◆ Prompt: All lines in the data bearing the string "tomar" should be identified and copied.

---------- Working data

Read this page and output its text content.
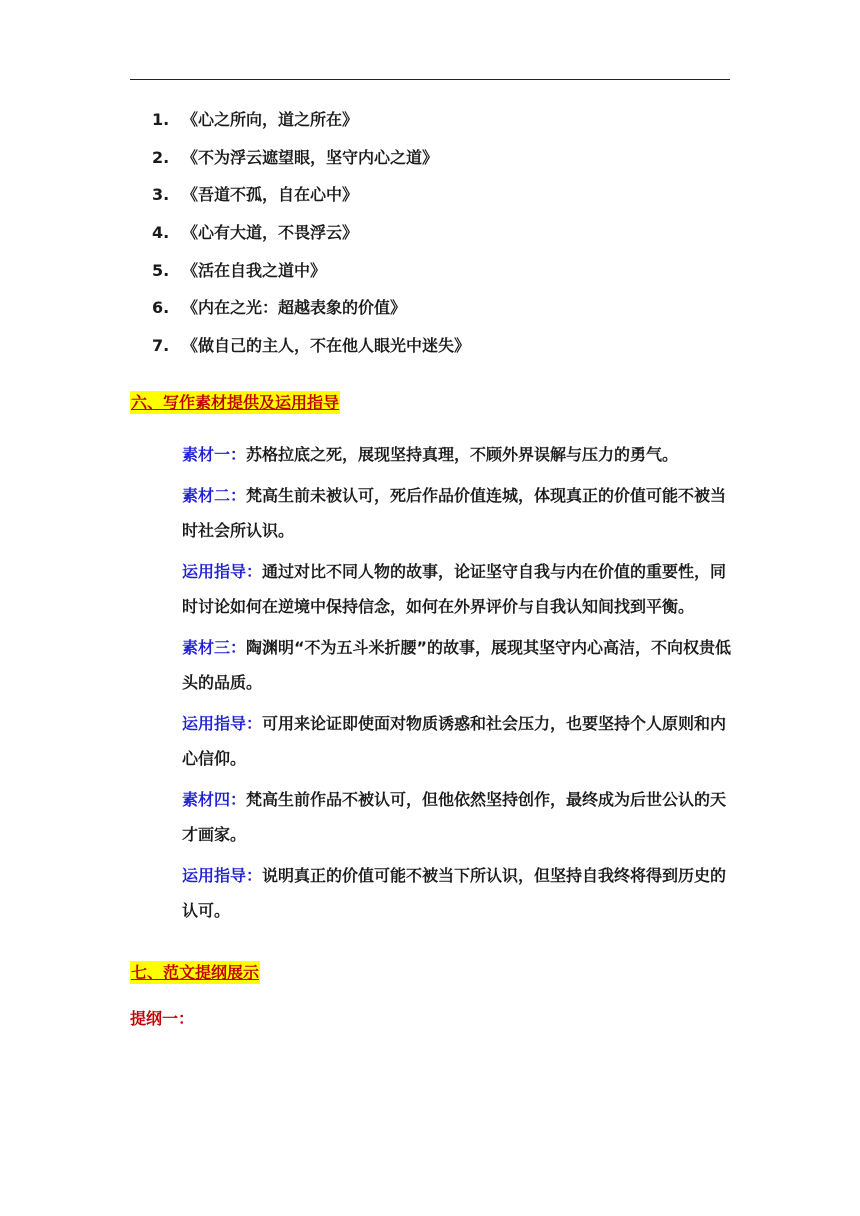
1. 《心之所向，道之所在》
2. 《不为浮云遮望眼，坚守内心之道》
3. 《吾道不孤，自在心中》
4. 《心有大道，不畏浮云》
5. 《活在自我之道中》
6. 《内在之光：超越表象的价值》
7. 《做自己的主人，不在他人眼光中迷失》
六、写作素材提供及运用指导

素材一：苏格拉底之死，展现坚持真理，不顾外界误解与压力的勇气。

素材二：梵高生前未被认可，死后作品价值连城，体现真正的价值可能不被当时社会所认识。

运用指导：通过对比不同人物的故事，论证坚守自我与内在价值的重要性，同时讨论如何在逆境中保持信念，如何在外界评价与自我认知间找到平衡。

素材三：陶渊明“不为五斗米折腰”的故事，展现其坚守内心高洁，不向权贵低头的品质。

运用指导：可用来论证即使面对物质诱惑和社会压力，也要坚持个人原则和内心信仰。

素材四：梵高生前作品不被认可，但他依然坚持创作，最终成为后世公认的天才画家。

运用指导：说明真正的价值可能不被当下所认识，但坚持自我终将得到历史的认可。

七、范文提纲展示
提纲一：
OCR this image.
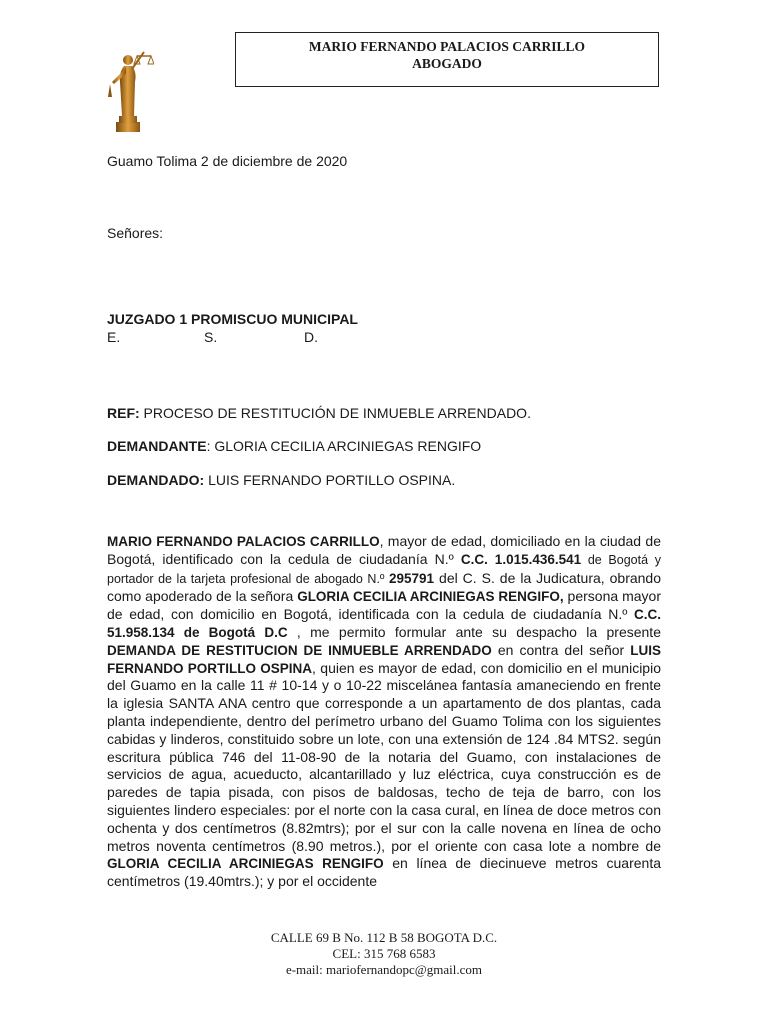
MARIO FERNANDO PALACIOS CARRILLO
ABOGADO
Guamo Tolima 2 de diciembre de 2020
Señores:
JUZGADO 1 PROMISCUO MUNICIPAL
E.	S.	D.
REF: PROCESO DE RESTITUCIÓN DE INMUEBLE ARRENDADO.
DEMANDANTE: GLORIA CECILIA ARCINIEGAS RENGIFO
DEMANDADO: LUIS FERNANDO PORTILLO OSPINA.
MARIO FERNANDO PALACIOS CARRILLO, mayor de edad, domiciliado en la ciudad de Bogotá, identificado con la cedula de ciudadanía N.º C.C. 1.015.436.541 de Bogotá y portador de la tarjeta profesional de abogado N.º 295791 del C. S. de la Judicatura, obrando como apoderado de la señora GLORIA CECILIA ARCINIEGAS RENGIFO, persona mayor de edad, con domicilio en Bogotá, identificada con la cedula de ciudadanía N.º C.C. 51.958.134 de Bogotá D.C , me permito formular ante su despacho la presente DEMANDA DE RESTITUCION DE INMUEBLE ARRENDADO en contra del señor LUIS FERNANDO PORTILLO OSPINA, quien es mayor de edad, con domicilio en el municipio del Guamo en la calle 11 # 10-14 y o 10-22 miscelánea fantasía amaneciendo en frente la iglesia SANTA ANA centro que corresponde a un apartamento de dos plantas, cada planta independiente, dentro del perímetro urbano del Guamo Tolima con los siguientes cabidas y linderos, constituido sobre un lote, con una extensión de 124 .84 MTS2. según escritura pública 746 del 11-08-90 de la notaria del Guamo, con instalaciones de servicios de agua, acueducto, alcantarillado y luz eléctrica, cuya construcción es de paredes de tapia pisada, con pisos de baldosas, techo de teja de barro, con los siguientes lindero especiales: por el norte con la casa cural, en línea de doce metros con ochenta y dos centímetros (8.82mtrs); por el sur con la calle novena en línea de ocho metros noventa centímetros (8.90 metros.), por el oriente con casa lote a nombre de GLORIA CECILIA ARCINIEGAS RENGIFO en línea de diecinueve metros cuarenta centímetros (19.40mtrs.); y por el occidente
CALLE 69 B No. 112 B 58 BOGOTA D.C.
CEL: 315 768 6583
e-mail: mariofernandopc@gmail.com
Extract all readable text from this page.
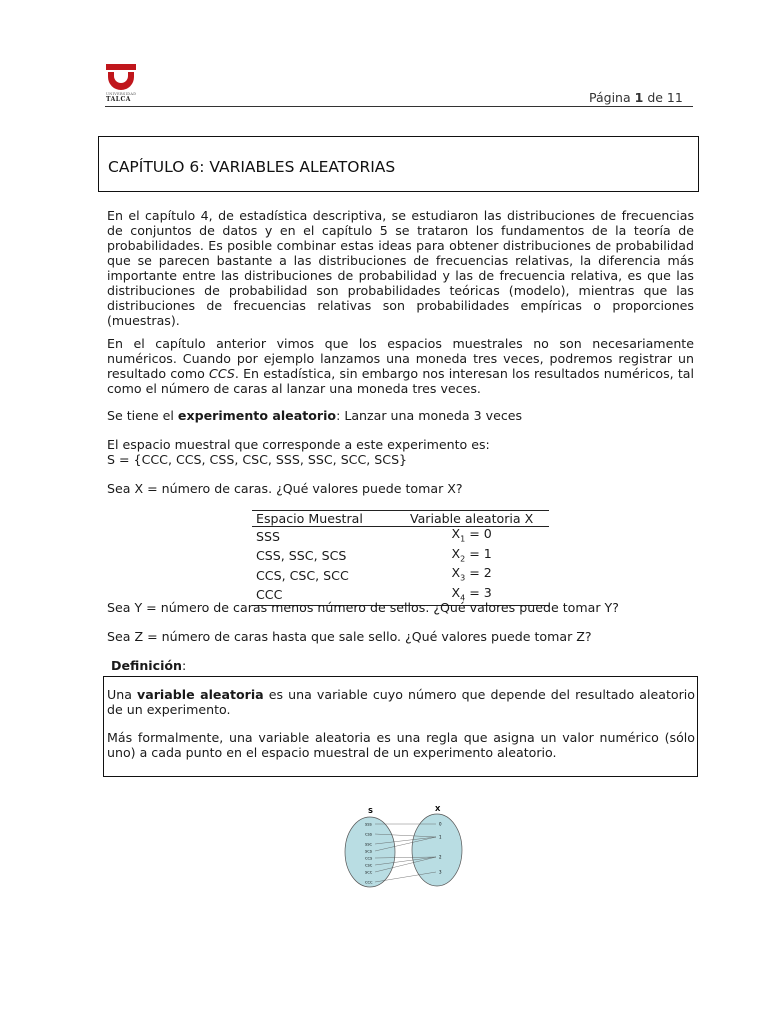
UNIVERSIDAD
TALCA	Página 1 de 11
CAPÍTULO 6: VARIABLES ALEATORIAS

En el capítulo 4, de estadística descriptiva, se estudiaron las distribuciones de frecuencias de conjuntos de datos y en el capítulo 5 se trataron los fundamentos de la teoría de probabilidades. Es posible combinar estas ideas para obtener distribuciones de probabilidad que se parecen bastante a las distribuciones de frecuencias relativas, la diferencia más importante entre las distribuciones de probabilidad y las de frecuencia relativa, es que las distribuciones de probabilidad son probabilidades teóricas (modelo), mientras que las distribuciones de frecuencias relativas son probabilidades empíricas o proporciones (muestras).

En el capítulo anterior vimos que los espacios muestrales no son necesariamente numéricos. Cuando por ejemplo lanzamos una moneda tres veces, podremos registrar un resultado como CCS. En estadística, sin embargo nos interesan los resultados numéricos, tal como el número de caras al lanzar una moneda tres veces.

Se tiene el experimento aleatorio: Lanzar una moneda 3 veces

El espacio muestral que corresponde a este experimento es:

S = {CCC, CCS, CSS, CSC, SSS, SSC, SCC, SCS}

Sea X = número de caras. ¿Qué valores puede tomar X?

Espacio Muestral	Variable aleatoria X
SSS	$X_1 = 0$
CSS, SSC, SCS	$X_2 = 1$
CCS, CSC, SCC	$X_3 = 2$
CCC	$X_4 = 3$

Sea Y = número de caras menos número de sellos. ¿Qué valores puede tomar Y?

Sea Z = número de caras hasta que sale sello. ¿Qué valores puede tomar Z?

Definición:

Una variable aleatoria es una variable cuyo número que depende del resultado aleatorio de un experimento.

Más formalmente, una variable aleatoria es una regla que asigna un valor numérico (sólo uno) a cada punto en el espacio muestral de un experimento aleatorio.

S	X
SSS
CSS
SSC
SCS
CCS
CSC
SCC
CCC
0
1
2
3
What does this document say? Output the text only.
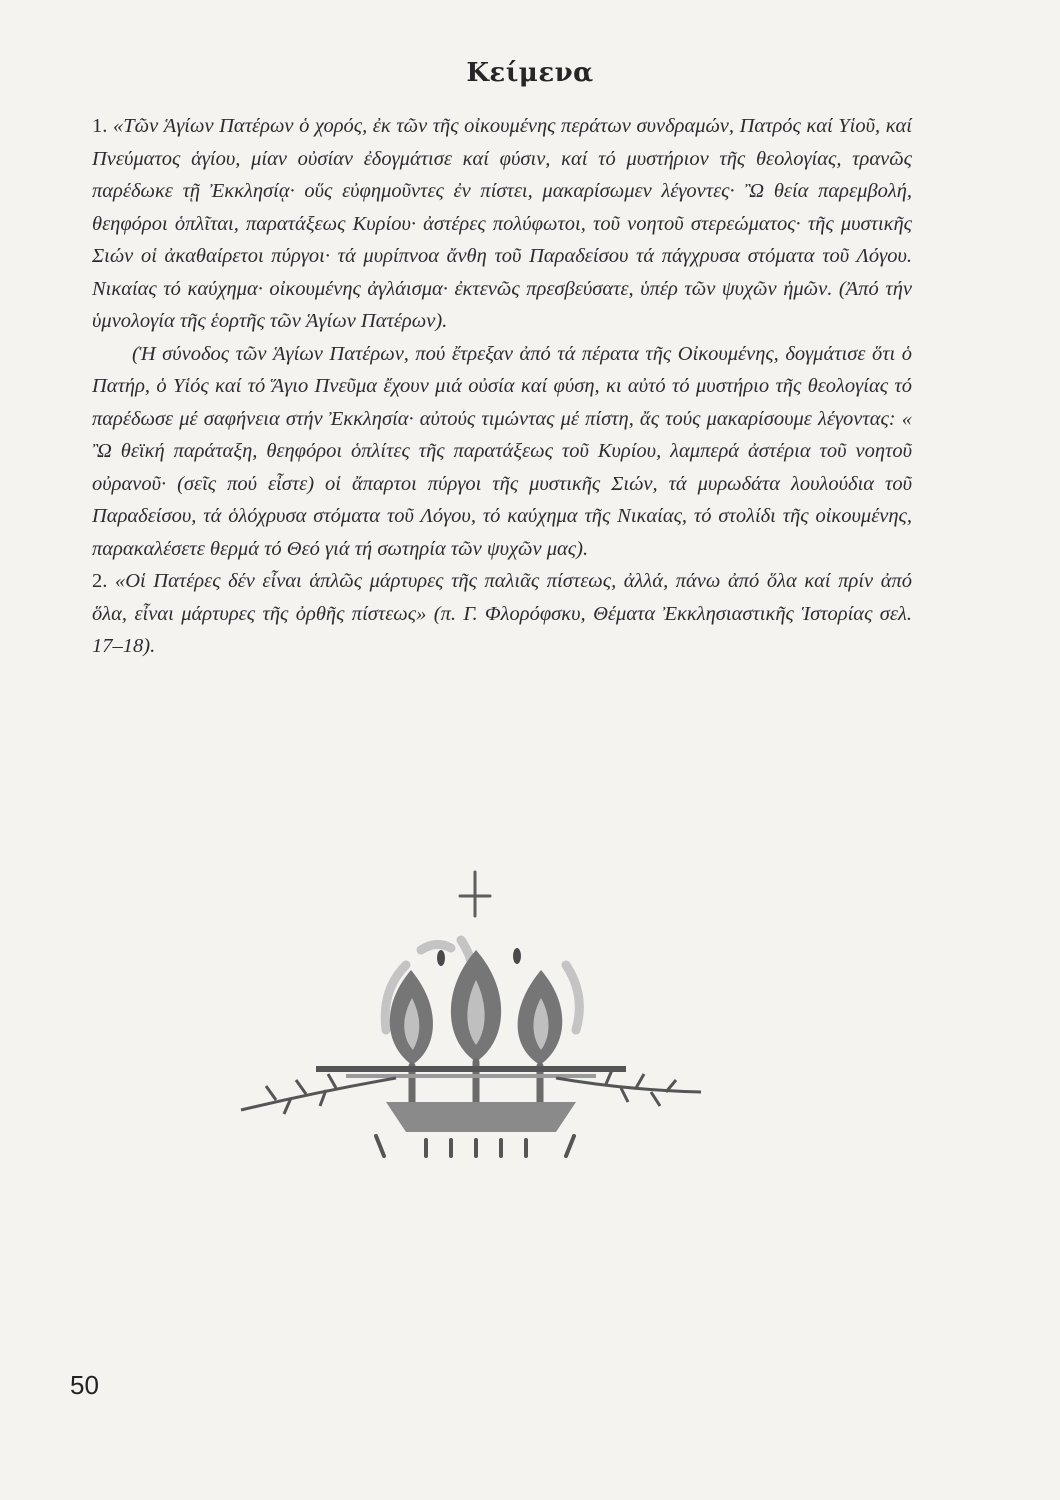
Κείμενα

1. «Τῶν Ἁγίων Πατέρων ὁ χορός, ἐκ τῶν τῆς οἰκουμένης περάτων συνδραμών, Πατρός καί Υἱοῦ, καί Πνεύματος ἁγίου, μίαν οὐσίαν ἐδογμάτισε καί φύσιν, καί τό μυστήριον τῆς θεολογίας, τρανῶς παρέδωκε τῇ Ἐκκλησίᾳ· οὕς εὐφημοῦντες ἐν πίστει, μακαρίσωμεν λέγοντες· Ὢ θεία παρεμβολή, θεηφόροι ὁπλῖται, παρατάξεως Κυρίου· ἀστέρες πολύφωτοι, τοῦ νοητοῦ στερεώματος· τῆς μυστικῆς Σιών οἱ ἀκαθαίρετοι πύργοι· τά μυρίπνοα ἄνθη τοῦ Παραδείσου τά πάγχρυσα στόματα τοῦ Λόγου. Νικαίας τό καύχημα· οἰκουμένης ἀγλάισμα· ἐκτενῶς πρεσβεύσατε, ὑπέρ τῶν ψυχῶν ἡμῶν. (Ἀπό τήν ὑμνολογία τῆς ἑορτῆς τῶν Ἁγίων Πατέρων).

(Ἡ σύνοδος τῶν Ἁγίων Πατέρων, πού ἔτρεξαν ἀπό τά πέρατα τῆς Οἰκουμένης, δογμάτισε ὅτι ὁ Πατήρ, ὁ Υἱός καί τό Ἅγιο Πνεῦμα ἔχουν μιά οὐσία καί φύση, κι αὐτό τό μυστήριο τῆς θεολογίας τό παρέδωσε μέ σαφήνεια στήν Ἐκκλησία· αὐτούς τιμώντας μέ πίστη, ἄς τούς μακαρίσουμε λέγοντας: « Ὢ θεϊκή παράταξη, θεηφόροι ὁπλίτες τῆς παρατάξεως τοῦ Κυρίου, λαμπερά ἀστέρια τοῦ νοητοῦ οὐρανοῦ· (σεῖς πού εἶστε) οἱ ἄπαρτοι πύργοι τῆς μυστικῆς Σιών, τά μυρωδάτα λουλούδια τοῦ Παραδείσου, τά ὁλόχρυσα στόματα τοῦ Λόγου, τό καύχημα τῆς Νικαίας, τό στολίδι τῆς οἰκουμένης, παρακαλέσετε θερμά τό Θεό γιά τή σωτηρία τῶν ψυχῶν μας).

2. «Οἱ Πατέρες δέν εἶναι ἁπλῶς μάρτυρες τῆς παλιᾶς πίστεως, ἀλλά, πάνω ἀπό ὅλα καί πρίν ἀπό ὅλα, εἶναι μάρτυρες τῆς ὀρθῆς πίστεως» (π. Γ. Φλορόφσκυ, Θέματα Ἐκκλησιαστικῆς Ἱστορίας σελ. 17–18).

50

--------------------

◆ Problem solution:
Sea X = número de caras. ¿Qué valores puede tomar X?
Sea Y = número de caras menos número de sellos. ¿Qué valores puede tomar Y?
Sea Z = número de caras hasta que sale sello. ¿Qué valores puede tomar Z?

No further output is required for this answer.